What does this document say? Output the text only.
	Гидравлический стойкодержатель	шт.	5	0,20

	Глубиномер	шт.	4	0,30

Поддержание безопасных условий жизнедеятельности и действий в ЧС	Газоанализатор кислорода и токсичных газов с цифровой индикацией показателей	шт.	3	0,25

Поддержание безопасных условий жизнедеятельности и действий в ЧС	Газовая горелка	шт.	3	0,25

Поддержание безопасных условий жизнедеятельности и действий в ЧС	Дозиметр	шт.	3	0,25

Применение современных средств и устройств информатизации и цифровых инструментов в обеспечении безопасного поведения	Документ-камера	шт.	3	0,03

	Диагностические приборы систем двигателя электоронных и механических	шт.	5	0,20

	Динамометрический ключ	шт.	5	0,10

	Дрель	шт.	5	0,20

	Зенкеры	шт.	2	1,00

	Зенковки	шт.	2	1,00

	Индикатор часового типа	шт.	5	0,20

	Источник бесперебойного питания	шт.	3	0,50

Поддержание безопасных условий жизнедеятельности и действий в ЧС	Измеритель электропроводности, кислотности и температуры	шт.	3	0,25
○ ○ ○ ○
_Exercise requirements_
Extract the full listing above without altering anything.

_Reply_
What does this document say? Output the text only.
	Гидравлический стойкодержатель	шт.	5	0,20

	Глубиномер	шт.	4	0,30

Поддержание безопасных условий жизнедеятельности и действий в ЧС	Газоанализатор кислорода и токсичных газов с цифровой индикацией показателей	шт.	3	0,25

Поддержание безопасных условий жизнедеятельности и действий в ЧС	Газовая горелка	шт.	3	0,25

Поддержание безопасных условий жизнедеятельности и действий в ЧС	Дозиметр	шт.	3	0,25

Применение современных средств и устройств информатизации и цифровых инструментов в обеспечении безопасного поведения	Документ-камера	шт.	3	0,03

	Диагностические приборы систем двигателя электоронных и механических	шт.	5	0,20

	Динамометрический ключ	шт.	5	0,10

	Дрель	шт.	5	0,20

	Зенкеры	шт.	2	1,00

	Зенковки	шт.	2	1,00

	Индикатор часового типа	шт.	5	0,20

	Источник бесперебойного питания	шт.	3	0,50

Поддержание безопасных условий жизнедеятельности и действий в ЧС	Измеритель электропроводности, кислотности и температуры	шт.	3	0,25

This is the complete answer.